■ Records provided
◆ ◆ ◆ ◆ ◆

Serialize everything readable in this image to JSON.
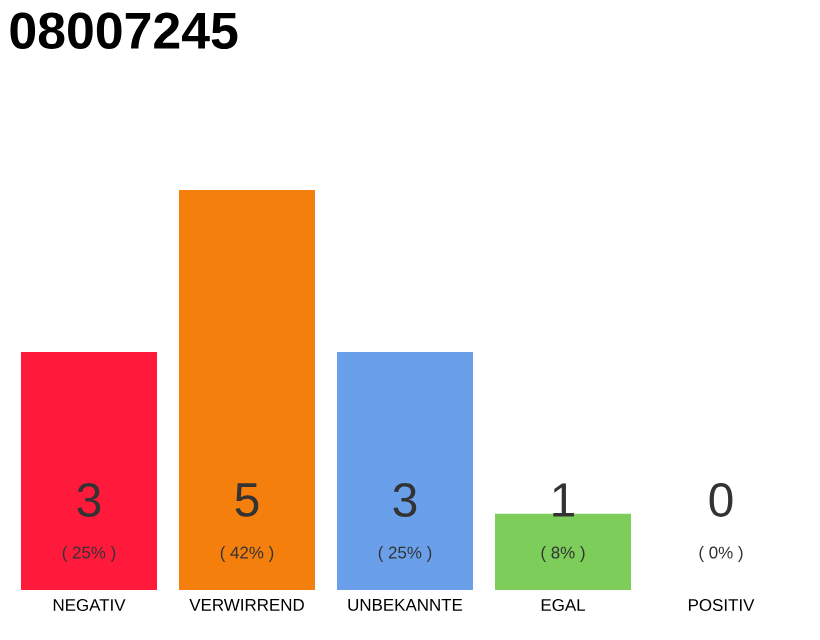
{
  "chart_data": {
    "type": "bar",
    "title": "08007245",
    "categories": [
      "NEGATIV",
      "VERWIRREND",
      "UNBEKANNTE",
      "EGAL",
      "POSITIV"
    ],
    "values": [
      25,
      42,
      25,
      8,
      0
    ],
    "colors": [
      "#ff1a3c",
      "#f47f0c",
      "#6aa0ea",
      "#7ccd5a",
      "#cccccc"
    ],
    "value_labels": [
      "( 25% )",
      "( 42% )",
      "( 25% )",
      "( 8% )",
      "( 0% )"
    ],
    "annotations": [
      "3",
      "5",
      "3",
      "1",
      "0"
    ]
  }
}
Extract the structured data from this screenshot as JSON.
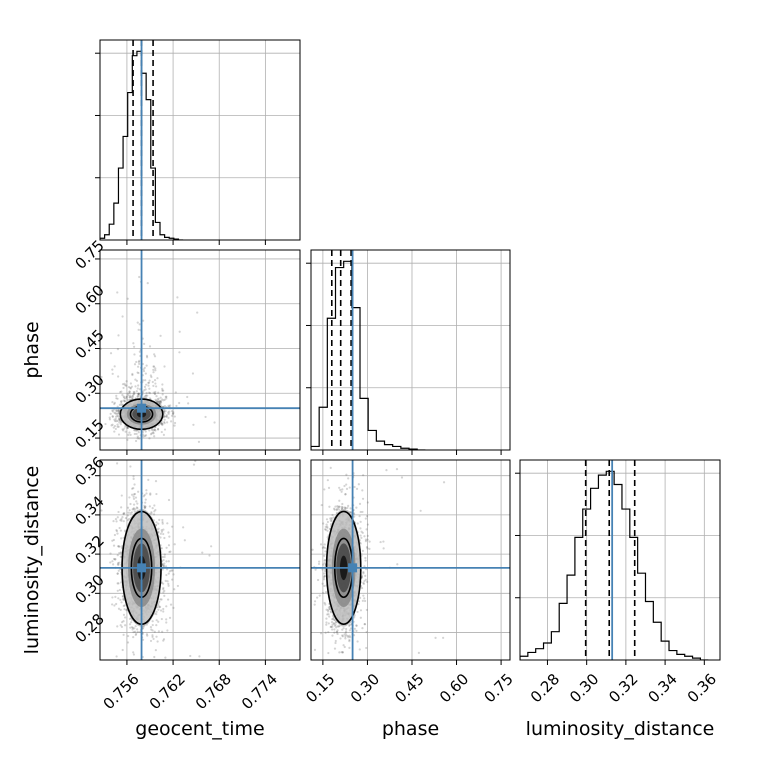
{
  "chart_data": {
    "type": "corner",
    "parameters": [
      {
        "name": "geocent_time",
        "label": "geocent_time",
        "range": [
          0.7525,
          0.7785
        ],
        "ticks": [
          0.756,
          0.762,
          0.768,
          0.774
        ],
        "tick_labels": [
          "0.756",
          "0.762",
          "0.768",
          "0.774"
        ],
        "truth": 0.7579,
        "quantiles": [
          0.7568,
          0.7579,
          0.7594
        ],
        "histogram": {
          "bin_edges": [
            0.7525,
            0.7531,
            0.7537,
            0.7543,
            0.7549,
            0.7555,
            0.7561,
            0.7567,
            0.7573,
            0.7579,
            0.7585,
            0.7591,
            0.7597,
            0.7603,
            0.7609,
            0.7615,
            0.7621,
            0.7627,
            0.7633
          ],
          "counts": [
            2,
            6,
            18,
            42,
            82,
            118,
            168,
            210,
            215,
            190,
            160,
            82,
            20,
            6,
            3,
            2,
            1,
            0
          ]
        }
      },
      {
        "name": "phase",
        "label": "phase",
        "ticks": [
          0.15,
          0.3,
          0.45,
          0.6,
          0.75
        ],
        "tick_labels": [
          "0.15",
          "0.30",
          "0.45",
          "0.60",
          "0.75"
        ],
        "range": [
          0.11,
          0.78
        ],
        "truth": 0.25,
        "quantiles": [
          0.18,
          0.21,
          0.245
        ],
        "histogram": {
          "bin_edges": [
            0.11,
            0.1375,
            0.165,
            0.1925,
            0.22,
            0.2475,
            0.275,
            0.3025,
            0.33,
            0.3575,
            0.385,
            0.4125,
            0.44,
            0.4675,
            0.495
          ],
          "counts": [
            4,
            48,
            148,
            205,
            212,
            160,
            58,
            22,
            10,
            6,
            4,
            2,
            1,
            0
          ]
        }
      },
      {
        "name": "luminosity_distance",
        "label": "luminosity_distance",
        "ticks": [
          0.28,
          0.3,
          0.32,
          0.34,
          0.36
        ],
        "tick_labels": [
          "0.28",
          "0.30",
          "0.32",
          "0.34",
          "0.36"
        ],
        "range": [
          0.266,
          0.368
        ],
        "truth": 0.313,
        "quantiles": [
          0.2995,
          0.3115,
          0.3245
        ],
        "histogram": {
          "bin_edges": [
            0.266,
            0.27,
            0.274,
            0.278,
            0.282,
            0.286,
            0.29,
            0.294,
            0.298,
            0.302,
            0.306,
            0.31,
            0.314,
            0.318,
            0.322,
            0.326,
            0.33,
            0.334,
            0.338,
            0.342,
            0.346,
            0.35,
            0.354,
            0.358,
            0.362
          ],
          "counts": [
            4,
            8,
            12,
            18,
            30,
            60,
            90,
            130,
            160,
            182,
            196,
            200,
            186,
            160,
            130,
            92,
            62,
            40,
            20,
            10,
            6,
            4,
            2,
            0
          ]
        }
      }
    ],
    "pairs": [
      {
        "x": "geocent_time",
        "y": "phase",
        "center": [
          0.7579,
          0.23
        ],
        "spread": [
          0.0012,
          0.022
        ],
        "scatter_extent": [
          [
            0.7525,
            0.774
          ],
          [
            0.12,
            0.72
          ]
        ]
      },
      {
        "x": "geocent_time",
        "y": "luminosity_distance",
        "center": [
          0.7579,
          0.313
        ],
        "spread": [
          0.0011,
          0.0125
        ],
        "scatter_extent": [
          [
            0.7525,
            0.774
          ],
          [
            0.266,
            0.368
          ]
        ]
      },
      {
        "x": "phase",
        "y": "luminosity_distance",
        "center": [
          0.22,
          0.313
        ],
        "spread": [
          0.025,
          0.0125
        ],
        "scatter_extent": [
          [
            0.11,
            0.75
          ],
          [
            0.266,
            0.368
          ]
        ]
      }
    ],
    "grid": true,
    "colors": {
      "truth": "#4682b4",
      "contour": "#000000",
      "scatter": "#555555",
      "grid": "#b0b0b0"
    }
  }
}
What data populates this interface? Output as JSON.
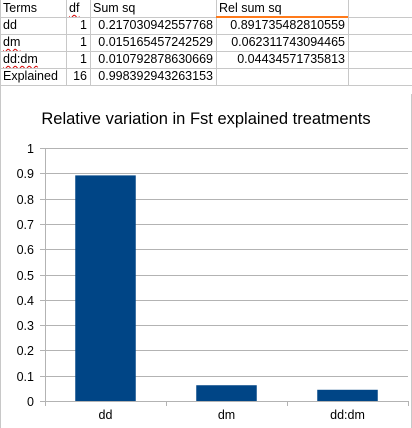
{
  "sheet": {
    "header": {
      "terms": "Terms",
      "df": "df",
      "sum_sq": "Sum sq",
      "rel_sum_sq": "Rel sum sq"
    },
    "rows": [
      {
        "term": "dd",
        "df": "1",
        "sum_sq": "0.217030942557768",
        "rel_sum_sq": "0.891735482810559"
      },
      {
        "term": "dm",
        "df": "1",
        "sum_sq": "0.015165457242529",
        "rel_sum_sq": "0.062311743094465"
      },
      {
        "term": "dd:dm",
        "df": "1",
        "sum_sq": "0.010792878630669",
        "rel_sum_sq": "0.04434571735813"
      },
      {
        "term": "Explained",
        "df": "16",
        "sum_sq": "0.998392943263153",
        "rel_sum_sq": ""
      }
    ],
    "colors": {
      "gridline": "#c8c8c8",
      "selection": "#ff7a1a",
      "spellcheck": "#d40000"
    }
  },
  "chart_data": {
    "type": "bar",
    "title": "Relative variation in Fst explained treatments",
    "categories": [
      "dd",
      "dm",
      "dd:dm"
    ],
    "values": [
      0.891735482810559,
      0.062311743094465,
      0.04434571735813
    ],
    "xlabel": "",
    "ylabel": "",
    "ylim": [
      0,
      1
    ],
    "yticks": [
      "0",
      "0.1",
      "0.2",
      "0.3",
      "0.4",
      "0.5",
      "0.6",
      "0.7",
      "0.8",
      "0.9",
      "1"
    ],
    "grid": "y-major",
    "legend": "none",
    "bar_color": "#004586",
    "gridline_color": "#b3b3b3"
  }
}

◆ ◆ ◆ ◆ ◆

■ Description of the task
In the entries above, find each line with the word "name" and show it.

■ Result for this exercise
        "name": "geocent_time",
        "name": "phase",
        "name": "luminosity_distance",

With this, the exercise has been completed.